▸ **Recorded information**:
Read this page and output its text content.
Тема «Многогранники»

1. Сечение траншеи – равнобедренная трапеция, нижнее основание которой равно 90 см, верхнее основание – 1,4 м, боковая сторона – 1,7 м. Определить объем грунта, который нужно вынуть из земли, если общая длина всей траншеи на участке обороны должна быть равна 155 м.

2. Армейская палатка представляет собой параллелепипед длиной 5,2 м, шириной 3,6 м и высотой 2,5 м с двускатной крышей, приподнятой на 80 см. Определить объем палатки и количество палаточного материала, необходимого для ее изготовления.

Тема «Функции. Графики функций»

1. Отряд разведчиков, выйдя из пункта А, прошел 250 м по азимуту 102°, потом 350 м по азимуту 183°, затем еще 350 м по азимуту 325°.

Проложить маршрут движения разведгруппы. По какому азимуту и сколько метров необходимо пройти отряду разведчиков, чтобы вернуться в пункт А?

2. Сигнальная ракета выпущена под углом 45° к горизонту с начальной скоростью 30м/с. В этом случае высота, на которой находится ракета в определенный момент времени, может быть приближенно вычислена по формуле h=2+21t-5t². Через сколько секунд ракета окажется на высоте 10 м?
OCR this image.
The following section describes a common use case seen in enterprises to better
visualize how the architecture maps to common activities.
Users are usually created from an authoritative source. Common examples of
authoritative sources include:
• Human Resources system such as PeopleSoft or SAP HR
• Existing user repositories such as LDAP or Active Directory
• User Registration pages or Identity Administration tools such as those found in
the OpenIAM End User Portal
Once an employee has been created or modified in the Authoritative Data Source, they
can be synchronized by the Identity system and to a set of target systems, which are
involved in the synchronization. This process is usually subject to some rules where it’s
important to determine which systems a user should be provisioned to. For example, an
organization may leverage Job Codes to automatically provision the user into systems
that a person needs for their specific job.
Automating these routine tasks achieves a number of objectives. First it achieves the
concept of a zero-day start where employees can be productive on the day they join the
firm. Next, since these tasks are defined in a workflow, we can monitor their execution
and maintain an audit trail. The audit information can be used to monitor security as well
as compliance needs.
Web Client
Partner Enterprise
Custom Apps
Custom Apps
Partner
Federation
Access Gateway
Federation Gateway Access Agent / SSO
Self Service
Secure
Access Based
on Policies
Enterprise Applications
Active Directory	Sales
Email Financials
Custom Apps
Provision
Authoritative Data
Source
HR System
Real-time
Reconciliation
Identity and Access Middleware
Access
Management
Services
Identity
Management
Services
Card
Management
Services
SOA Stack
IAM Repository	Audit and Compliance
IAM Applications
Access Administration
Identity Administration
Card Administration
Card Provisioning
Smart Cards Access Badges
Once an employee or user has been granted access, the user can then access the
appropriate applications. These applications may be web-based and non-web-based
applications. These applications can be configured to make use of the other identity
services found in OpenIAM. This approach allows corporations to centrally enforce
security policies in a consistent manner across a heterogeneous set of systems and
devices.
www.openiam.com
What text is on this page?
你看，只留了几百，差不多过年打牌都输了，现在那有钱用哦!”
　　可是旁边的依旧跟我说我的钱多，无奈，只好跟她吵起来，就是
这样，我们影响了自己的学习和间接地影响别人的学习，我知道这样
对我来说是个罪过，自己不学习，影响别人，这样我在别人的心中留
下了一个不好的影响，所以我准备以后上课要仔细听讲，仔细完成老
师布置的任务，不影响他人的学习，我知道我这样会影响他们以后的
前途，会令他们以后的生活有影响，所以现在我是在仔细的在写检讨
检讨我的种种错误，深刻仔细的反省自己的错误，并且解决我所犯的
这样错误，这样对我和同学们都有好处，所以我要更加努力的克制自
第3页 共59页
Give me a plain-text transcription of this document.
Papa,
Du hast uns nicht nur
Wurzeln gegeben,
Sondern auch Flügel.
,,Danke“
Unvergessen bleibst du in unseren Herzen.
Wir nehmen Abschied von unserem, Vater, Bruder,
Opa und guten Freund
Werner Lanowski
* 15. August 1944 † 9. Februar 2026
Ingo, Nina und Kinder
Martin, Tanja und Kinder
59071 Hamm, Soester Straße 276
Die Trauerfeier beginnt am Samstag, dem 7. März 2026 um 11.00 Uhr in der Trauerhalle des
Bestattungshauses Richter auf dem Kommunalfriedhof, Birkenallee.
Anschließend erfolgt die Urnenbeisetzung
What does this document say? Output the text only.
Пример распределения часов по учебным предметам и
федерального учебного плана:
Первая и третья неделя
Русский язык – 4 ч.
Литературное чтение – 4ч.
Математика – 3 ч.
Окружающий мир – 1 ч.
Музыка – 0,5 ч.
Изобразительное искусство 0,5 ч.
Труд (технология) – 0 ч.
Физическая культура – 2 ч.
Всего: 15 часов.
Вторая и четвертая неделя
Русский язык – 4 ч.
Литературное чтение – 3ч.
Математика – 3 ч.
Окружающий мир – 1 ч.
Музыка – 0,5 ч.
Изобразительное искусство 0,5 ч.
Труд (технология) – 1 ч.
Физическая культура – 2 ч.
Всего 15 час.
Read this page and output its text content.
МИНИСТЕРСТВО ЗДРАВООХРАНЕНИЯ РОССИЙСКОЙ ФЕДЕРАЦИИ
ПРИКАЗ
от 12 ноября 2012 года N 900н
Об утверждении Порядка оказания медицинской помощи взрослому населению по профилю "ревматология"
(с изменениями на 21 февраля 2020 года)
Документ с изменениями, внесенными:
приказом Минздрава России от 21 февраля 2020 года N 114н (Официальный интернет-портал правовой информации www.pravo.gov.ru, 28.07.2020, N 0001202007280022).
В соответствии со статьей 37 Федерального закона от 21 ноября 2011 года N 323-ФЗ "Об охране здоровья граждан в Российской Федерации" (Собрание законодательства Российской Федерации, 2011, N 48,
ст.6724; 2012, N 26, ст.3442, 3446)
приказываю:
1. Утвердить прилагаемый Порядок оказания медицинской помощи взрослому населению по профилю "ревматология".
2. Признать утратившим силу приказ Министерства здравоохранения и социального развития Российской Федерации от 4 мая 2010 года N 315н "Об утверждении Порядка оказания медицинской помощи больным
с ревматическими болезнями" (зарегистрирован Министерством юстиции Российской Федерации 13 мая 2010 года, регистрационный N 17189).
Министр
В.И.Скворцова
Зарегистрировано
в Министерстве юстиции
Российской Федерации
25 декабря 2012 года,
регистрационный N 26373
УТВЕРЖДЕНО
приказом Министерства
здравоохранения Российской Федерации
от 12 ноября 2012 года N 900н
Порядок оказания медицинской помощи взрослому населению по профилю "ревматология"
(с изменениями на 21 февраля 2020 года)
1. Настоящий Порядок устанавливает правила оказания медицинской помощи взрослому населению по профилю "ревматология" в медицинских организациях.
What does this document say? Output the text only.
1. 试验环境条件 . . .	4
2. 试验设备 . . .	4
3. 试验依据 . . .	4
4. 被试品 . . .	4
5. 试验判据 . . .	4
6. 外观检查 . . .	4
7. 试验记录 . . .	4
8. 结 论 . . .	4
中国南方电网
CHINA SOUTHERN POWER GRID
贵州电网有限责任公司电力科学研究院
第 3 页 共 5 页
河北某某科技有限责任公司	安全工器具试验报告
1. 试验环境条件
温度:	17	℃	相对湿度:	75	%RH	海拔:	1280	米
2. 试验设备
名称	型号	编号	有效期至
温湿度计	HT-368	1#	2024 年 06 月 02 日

▸ **Request**:
Copy the material above, line for line.

▸ **Result below**:
Read this page and output its text content.
Тема «Многогранники»

1. Сечение траншеи – равнобедренная трапеция, нижнее основание которой равно 90 см, верхнее основание – 1,4 м, боковая сторона – 1,7 м. Определить объем грунта, который нужно вынуть из земли, если общая длина всей траншеи на участке обороны должна быть равна 155 м.

2. Армейская палатка представляет собой параллелепипед длиной 5,2 м, шириной 3,6 м и высотой 2,5 м с двускатной крышей, приподнятой на 80 см. Определить объем палатки и количество палаточного материала, необходимого для ее изготовления.

Тема «Функции. Графики функций»

1. Отряд разведчиков, выйдя из пункта А, прошел 250 м по азимуту 102°, потом 350 м по азимуту 183°, затем еще 350 м по азимуту 325°.

Проложить маршрут движения разведгруппы. По какому азимуту и сколько метров необходимо пройти отряду разведчиков, чтобы вернуться в пункт А?

2. Сигнальная ракета выпущена под углом 45° к горизонту с начальной скоростью 30м/с. В этом случае высота, на которой находится ракета в определенный момент времени, может быть приближенно вычислена по формуле h=2+21t-5t². Через сколько секунд ракета окажется на высоте 10 м?
OCR this image.
The following section describes a common use case seen in enterprises to better
visualize how the architecture maps to common activities.
Users are usually created from an authoritative source. Common examples of
authoritative sources include:
• Human Resources system such as PeopleSoft or SAP HR
• Existing user repositories such as LDAP or Active Directory
• User Registration pages or Identity Administration tools such as those found in
the OpenIAM End User Portal
Once an employee has been created or modified in the Authoritative Data Source, they
can be synchronized by the Identity system and to a set of target systems, which are
involved in the synchronization. This process is usually subject to some rules where it’s
important to determine which systems a user should be provisioned to. For example, an
organization may leverage Job Codes to automatically provision the user into systems
that a person needs for their specific job.
Automating these routine tasks achieves a number of objectives. First it achieves the
concept of a zero-day start where employees can be productive on the day they join the
firm. Next, since these tasks are defined in a workflow, we can monitor their execution
and maintain an audit trail. The audit information can be used to monitor security as well
as compliance needs.
Web Client
Partner Enterprise
Custom Apps
Custom Apps
Partner
Federation
Access Gateway
Federation Gateway Access Agent / SSO
Self Service
Secure
Access Based
on Policies
Enterprise Applications
Active Directory	Sales
Email Financials
Custom Apps
Provision
Authoritative Data
Source
HR System
Real-time
Reconciliation
Identity and Access Middleware
Access
Management
Services
Identity
Management
Services
Card
Management
Services
SOA Stack
IAM Repository	Audit and Compliance
IAM Applications
Access Administration
Identity Administration
Card Administration
Card Provisioning
Smart Cards Access Badges
Once an employee or user has been granted access, the user can then access the
appropriate applications. These applications may be web-based and non-web-based
applications. These applications can be configured to make use of the other identity
services found in OpenIAM. This approach allows corporations to centrally enforce
security policies in a consistent manner across a heterogeneous set of systems and
devices.
www.openiam.com
What text is on this page?
你看，只留了几百，差不多过年打牌都输了，现在那有钱用哦!”
　　可是旁边的依旧跟我说我的钱多，无奈，只好跟她吵起来，就是
这样，我们影响了自己的学习和间接地影响别人的学习，我知道这样
对我来说是个罪过，自己不学习，影响别人，这样我在别人的心中留
下了一个不好的影响，所以我准备以后上课要仔细听讲，仔细完成老
师布置的任务，不影响他人的学习，我知道我这样会影响他们以后的
前途，会令他们以后的生活有影响，所以现在我是在仔细的在写检讨
检讨我的种种错误，深刻仔细的反省自己的错误，并且解决我所犯的
这样错误，这样对我和同学们都有好处，所以我要更加努力的克制自
第3页 共59页
Give me a plain-text transcription of this document.
Papa,
Du hast uns nicht nur
Wurzeln gegeben,
Sondern auch Flügel.
,,Danke“
Unvergessen bleibst du in unseren Herzen.
Wir nehmen Abschied von unserem, Vater, Bruder,
Opa und guten Freund
Werner Lanowski
* 15. August 1944 † 9. Februar 2026
Ingo, Nina und Kinder
Martin, Tanja und Kinder
59071 Hamm, Soester Straße 276
Die Trauerfeier beginnt am Samstag, dem 7. März 2026 um 11.00 Uhr in der Trauerhalle des
Bestattungshauses Richter auf dem Kommunalfriedhof, Birkenallee.
Anschließend erfolgt die Urnenbeisetzung
What does this document say? Output the text only.
Пример распределения часов по учебным предметам и
федерального учебного плана:
Первая и третья неделя
Русский язык – 4 ч.
Литературное чтение – 4ч.
Математика – 3 ч.
Окружающий мир – 1 ч.
Музыка – 0,5 ч.
Изобразительное искусство 0,5 ч.
Труд (технология) – 0 ч.
Физическая культура – 2 ч.
Всего: 15 часов.
Вторая и четвертая неделя
Русский язык – 4 ч.
Литературное чтение – 3ч.
Математика – 3 ч.
Окружающий мир – 1 ч.
Музыка – 0,5 ч.
Изобразительное искусство 0,5 ч.
Труд (технология) – 1 ч.
Физическая культура – 2 ч.
Всего 15 час.
Read this page and output its text content.
МИНИСТЕРСТВО ЗДРАВООХРАНЕНИЯ РОССИЙСКОЙ ФЕДЕРАЦИИ
ПРИКАЗ
от 12 ноября 2012 года N 900н
Об утверждении Порядка оказания медицинской помощи взрослому населению по профилю "ревматология"
(с изменениями на 21 февраля 2020 года)
Документ с изменениями, внесенными:
приказом Минздрава России от 21 февраля 2020 года N 114н (Официальный интернет-портал правовой информации www.pravo.gov.ru, 28.07.2020, N 0001202007280022).
В соответствии со статьей 37 Федерального закона от 21 ноября 2011 года N 323-ФЗ "Об охране здоровья граждан в Российской Федерации" (Собрание законодательства Российской Федерации, 2011, N 48,
ст.6724; 2012, N 26, ст.3442, 3446)
приказываю:
1. Утвердить прилагаемый Порядок оказания медицинской помощи взрослому населению по профилю "ревматология".
2. Признать утратившим силу приказ Министерства здравоохранения и социального развития Российской Федерации от 4 мая 2010 года N 315н "Об утверждении Порядка оказания медицинской помощи больным
с ревматическими болезнями" (зарегистрирован Министерством юстиции Российской Федерации 13 мая 2010 года, регистрационный N 17189).
Министр
В.И.Скворцова
Зарегистрировано
в Министерстве юстиции
Российской Федерации
25 декабря 2012 года,
регистрационный N 26373
УТВЕРЖДЕНО
приказом Министерства
здравоохранения Российской Федерации
от 12 ноября 2012 года N 900н
Порядок оказания медицинской помощи взрослому населению по профилю "ревматология"
(с изменениями на 21 февраля 2020 года)
1. Настоящий Порядок устанавливает правила оказания медицинской помощи взрослому населению по профилю "ревматология" в медицинских организациях.
What does this document say? Output the text only.
1. 试验环境条件 . . .	4
2. 试验设备 . . .	4
3. 试验依据 . . .	4
4. 被试品 . . .	4
5. 试验判据 . . .	4
6. 外观检查 . . .	4
7. 试验记录 . . .	4
8. 结 论 . . .	4
中国南方电网
CHINA SOUTHERN POWER GRID
贵州电网有限责任公司电力科学研究院
第 3 页 共 5 页
河北某某科技有限责任公司	安全工器具试验报告
1. 试验环境条件
温度:	17	℃	相对湿度:	75	%RH	海拔:	1280	米
2. 试验设备
名称	型号	编号	有效期至
温湿度计	HT-368	1#	2024 年 06 月 02 日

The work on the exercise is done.